___ Records provided
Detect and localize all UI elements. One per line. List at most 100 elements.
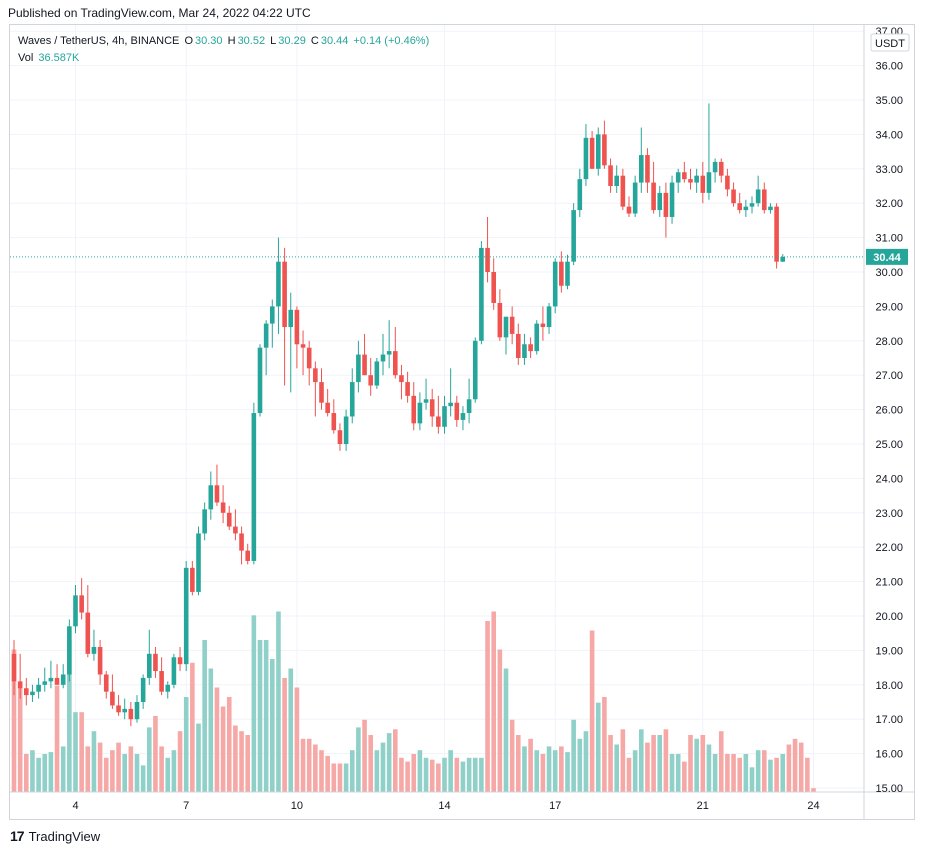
candle-body[interactable] xyxy=(417,402,423,424)
candle-body[interactable] xyxy=(368,375,373,386)
candle-body[interactable] xyxy=(97,646,103,675)
candle-body[interactable] xyxy=(251,413,257,561)
candle-body[interactable] xyxy=(731,189,736,204)
candle-body[interactable] xyxy=(288,309,294,328)
candle-body[interactable] xyxy=(386,351,392,355)
candle-body[interactable] xyxy=(190,567,195,592)
candle-body[interactable] xyxy=(103,674,109,692)
candle-body[interactable] xyxy=(202,509,207,534)
candle-body[interactable] xyxy=(214,485,220,503)
currency-label[interactable]: USDT xyxy=(875,38,905,50)
candle-body[interactable] xyxy=(762,189,767,211)
candle-body[interactable] xyxy=(325,402,330,414)
candle-body[interactable] xyxy=(565,261,570,286)
candle-body[interactable] xyxy=(165,684,171,692)
candle-body[interactable] xyxy=(24,688,29,696)
currency-button[interactable] xyxy=(870,33,910,52)
candle-body[interactable] xyxy=(669,182,675,217)
candle-body[interactable] xyxy=(700,175,706,193)
candle-body[interactable] xyxy=(620,175,626,207)
candle-body[interactable] xyxy=(522,344,527,358)
candle-body[interactable] xyxy=(743,206,749,211)
candle-body[interactable] xyxy=(540,323,546,328)
candle-body[interactable] xyxy=(411,395,417,424)
candle-body[interactable] xyxy=(460,413,466,420)
candle-body[interactable] xyxy=(725,175,730,190)
candle-body[interactable] xyxy=(263,323,269,348)
candle-body[interactable] xyxy=(159,671,164,692)
candle-body[interactable] xyxy=(509,316,515,334)
candle-body[interactable] xyxy=(429,399,435,417)
candle-body[interactable] xyxy=(694,175,699,183)
candle-body[interactable] xyxy=(780,256,786,262)
candle-body[interactable] xyxy=(595,134,601,169)
candle-body[interactable] xyxy=(337,430,343,444)
tradingview-logo[interactable]: 17 TradingView xyxy=(10,828,100,844)
candle-body[interactable] xyxy=(405,382,410,396)
candle-body[interactable] xyxy=(67,626,72,675)
candle-body[interactable] xyxy=(454,402,460,420)
candle-body[interactable] xyxy=(448,402,453,407)
candle-body[interactable] xyxy=(436,416,441,427)
candle-body[interactable] xyxy=(11,653,17,682)
candle-body[interactable] xyxy=(466,399,472,414)
candle-body[interactable] xyxy=(48,677,54,682)
candle-body[interactable] xyxy=(116,705,121,713)
candle-body[interactable] xyxy=(294,309,300,345)
candle-body[interactable] xyxy=(374,361,380,386)
candle-body[interactable] xyxy=(17,681,23,689)
candle-body[interactable] xyxy=(79,595,84,613)
candle-body[interactable] xyxy=(128,708,134,720)
candle-body[interactable] xyxy=(663,192,669,217)
candle-body[interactable] xyxy=(755,189,761,204)
candle-body[interactable] xyxy=(183,567,189,665)
candle-body[interactable] xyxy=(276,261,281,307)
candle-body[interactable] xyxy=(331,413,337,431)
candle-body[interactable] xyxy=(632,182,638,214)
candle-body[interactable] xyxy=(534,323,540,352)
candle-body[interactable] xyxy=(282,261,287,328)
candle-body[interactable] xyxy=(552,261,558,307)
candle-body[interactable] xyxy=(393,351,398,376)
candle-body[interactable] xyxy=(245,550,250,561)
candle-body[interactable] xyxy=(706,172,712,193)
candle-body[interactable] xyxy=(226,512,232,527)
candle-body[interactable] xyxy=(423,399,429,403)
candle-body[interactable] xyxy=(639,155,644,183)
candle-body[interactable] xyxy=(36,684,41,692)
candle-body[interactable] xyxy=(380,354,386,362)
candle-body[interactable] xyxy=(306,347,312,369)
candle-body[interactable] xyxy=(349,382,355,417)
candle-body[interactable] xyxy=(516,333,521,358)
candle-body[interactable] xyxy=(171,657,177,685)
candle-body[interactable] xyxy=(712,161,718,173)
candle-body[interactable] xyxy=(546,306,552,328)
candle-body[interactable] xyxy=(657,192,663,211)
candle-body[interactable] xyxy=(319,382,324,403)
candle-body[interactable] xyxy=(233,526,238,534)
candle-body[interactable] xyxy=(577,179,583,211)
candle-body[interactable] xyxy=(774,206,779,262)
legend-symbol[interactable]: Waves / TetherUS, 4h, BINANCE xyxy=(18,35,180,47)
candle-body[interactable] xyxy=(257,347,263,414)
candle-body[interactable] xyxy=(73,595,78,627)
candle-body[interactable] xyxy=(54,677,60,685)
candle-body[interactable] xyxy=(343,416,349,444)
candle-body[interactable] xyxy=(651,182,656,211)
chart-frame[interactable] xyxy=(9,24,915,820)
candle-body[interactable] xyxy=(208,485,214,510)
candle-body[interactable] xyxy=(479,247,484,341)
candle-body[interactable] xyxy=(602,134,607,166)
candle-body[interactable] xyxy=(497,302,503,338)
candle-body[interactable] xyxy=(147,653,152,678)
candle-body[interactable] xyxy=(718,161,724,176)
candle-body[interactable] xyxy=(503,316,509,338)
candle-body[interactable] xyxy=(614,175,619,186)
candle-body[interactable] xyxy=(608,165,613,186)
candle-body[interactable] xyxy=(85,612,91,654)
candle-body[interactable] xyxy=(42,681,48,685)
candle-body[interactable] xyxy=(196,533,201,592)
candle-body[interactable] xyxy=(362,354,367,376)
candle-body[interactable] xyxy=(682,172,687,180)
candle-body[interactable] xyxy=(60,674,66,685)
______
__What is expected__
Reproduce word for word the stretch of the material above, from the line containing "candle-body[interactable] xyxy=(417,402,423,424)" through the line containing "candle-body[interactable] xyxy=(214,485,220,503)", both of those lines included.

__Response to the exercise__
candle-body[interactable] xyxy=(417,402,423,424)
candle-body[interactable] xyxy=(368,375,373,386)
candle-body[interactable] xyxy=(97,646,103,675)
candle-body[interactable] xyxy=(251,413,257,561)
candle-body[interactable] xyxy=(731,189,736,204)
candle-body[interactable] xyxy=(288,309,294,328)
candle-body[interactable] xyxy=(386,351,392,355)
candle-body[interactable] xyxy=(190,567,195,592)
candle-body[interactable] xyxy=(103,674,109,692)
candle-body[interactable] xyxy=(202,509,207,534)
candle-body[interactable] xyxy=(214,485,220,503)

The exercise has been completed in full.